begin

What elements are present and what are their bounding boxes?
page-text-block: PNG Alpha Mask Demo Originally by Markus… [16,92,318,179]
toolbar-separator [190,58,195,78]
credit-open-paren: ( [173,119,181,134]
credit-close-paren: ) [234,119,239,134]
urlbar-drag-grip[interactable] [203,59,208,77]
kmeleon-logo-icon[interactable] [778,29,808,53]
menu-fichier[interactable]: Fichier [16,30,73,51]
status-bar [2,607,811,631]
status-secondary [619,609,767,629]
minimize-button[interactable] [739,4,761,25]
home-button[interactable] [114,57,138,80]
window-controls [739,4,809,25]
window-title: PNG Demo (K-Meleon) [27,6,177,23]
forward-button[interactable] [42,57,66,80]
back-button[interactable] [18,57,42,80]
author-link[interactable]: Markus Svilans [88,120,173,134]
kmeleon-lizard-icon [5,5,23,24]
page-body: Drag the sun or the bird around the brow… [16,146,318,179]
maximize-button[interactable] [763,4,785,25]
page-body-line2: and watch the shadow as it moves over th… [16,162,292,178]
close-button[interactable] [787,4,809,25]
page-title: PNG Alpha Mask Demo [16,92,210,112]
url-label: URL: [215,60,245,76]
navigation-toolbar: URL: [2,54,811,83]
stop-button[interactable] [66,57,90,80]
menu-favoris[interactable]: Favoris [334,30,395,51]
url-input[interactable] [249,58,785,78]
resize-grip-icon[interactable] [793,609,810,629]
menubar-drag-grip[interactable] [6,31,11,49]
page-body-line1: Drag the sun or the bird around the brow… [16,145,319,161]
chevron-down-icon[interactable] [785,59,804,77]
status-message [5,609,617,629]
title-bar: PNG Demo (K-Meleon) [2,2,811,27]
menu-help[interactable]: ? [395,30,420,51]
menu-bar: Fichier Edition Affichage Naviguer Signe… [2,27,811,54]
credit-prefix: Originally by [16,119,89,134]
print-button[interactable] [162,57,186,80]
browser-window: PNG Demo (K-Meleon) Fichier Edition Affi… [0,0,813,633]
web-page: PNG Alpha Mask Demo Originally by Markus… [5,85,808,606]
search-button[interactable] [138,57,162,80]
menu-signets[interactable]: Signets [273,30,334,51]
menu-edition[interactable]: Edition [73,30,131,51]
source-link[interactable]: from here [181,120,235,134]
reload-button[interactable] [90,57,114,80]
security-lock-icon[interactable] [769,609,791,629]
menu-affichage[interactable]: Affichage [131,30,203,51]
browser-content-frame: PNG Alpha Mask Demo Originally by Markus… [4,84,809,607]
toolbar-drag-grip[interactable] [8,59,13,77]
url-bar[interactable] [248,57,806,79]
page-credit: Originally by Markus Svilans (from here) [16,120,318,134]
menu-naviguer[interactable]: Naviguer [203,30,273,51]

end

▸ **WHAT IS EXPECTED**:
Print all of the material above again, line for line, with nothing changed.

▸ **COMPLETED EXERCISE**:
What elements are present and what are their bounding boxes?
page-text-block: PNG Alpha Mask Demo Originally by Markus… [16,92,318,179]
toolbar-separator [190,58,195,78]
credit-open-paren: ( [173,119,181,134]
credit-close-paren: ) [234,119,239,134]
urlbar-drag-grip[interactable] [203,59,208,77]
kmeleon-logo-icon[interactable] [778,29,808,53]
menu-fichier[interactable]: Fichier [16,30,73,51]
status-bar [2,607,811,631]
status-secondary [619,609,767,629]
minimize-button[interactable] [739,4,761,25]
home-button[interactable] [114,57,138,80]
window-controls [739,4,809,25]
window-title: PNG Demo (K-Meleon) [27,6,177,23]
forward-button[interactable] [42,57,66,80]
back-button[interactable] [18,57,42,80]
author-link[interactable]: Markus Svilans [88,120,173,134]
kmeleon-lizard-icon [5,5,23,24]
page-body: Drag the sun or the bird around the brow… [16,146,318,179]
maximize-button[interactable] [763,4,785,25]
page-body-line2: and watch the shadow as it moves over th… [16,162,292,178]
close-button[interactable] [787,4,809,25]
page-title: PNG Alpha Mask Demo [16,92,210,112]
url-label: URL: [215,60,245,76]
navigation-toolbar: URL: [2,54,811,83]
stop-button[interactable] [66,57,90,80]
menu-favoris[interactable]: Favoris [334,30,395,51]
url-input[interactable] [249,58,785,78]
resize-grip-icon[interactable] [793,609,810,629]
menubar-drag-grip[interactable] [6,31,11,49]
page-body-line1: Drag the sun or the bird around the brow… [16,145,319,161]
chevron-down-icon[interactable] [785,59,804,77]
status-message [5,609,617,629]
title-bar: PNG Demo (K-Meleon) [2,2,811,27]
menu-help[interactable]: ? [395,30,420,51]
menu-bar: Fichier Edition Affichage Naviguer Signe… [2,27,811,54]
credit-prefix: Originally by [16,119,89,134]
print-button[interactable] [162,57,186,80]
browser-window: PNG Demo (K-Meleon) Fichier Edition Affi… [0,0,813,633]
web-page: PNG Alpha Mask Demo Originally by Markus… [5,85,808,606]
search-button[interactable] [138,57,162,80]
menu-signets[interactable]: Signets [273,30,334,51]
menu-edition[interactable]: Edition [73,30,131,51]
source-link[interactable]: from here [181,120,235,134]
reload-button[interactable] [90,57,114,80]
security-lock-icon[interactable] [769,609,791,629]
menu-affichage[interactable]: Affichage [131,30,203,51]
browser-content-frame: PNG Alpha Mask Demo Originally by Markus… [4,84,809,607]
toolbar-drag-grip[interactable] [8,59,13,77]
url-bar[interactable] [248,57,806,79]
page-credit: Originally by Markus Svilans (from here) [16,120,318,134]
menu-naviguer[interactable]: Naviguer [203,30,273,51]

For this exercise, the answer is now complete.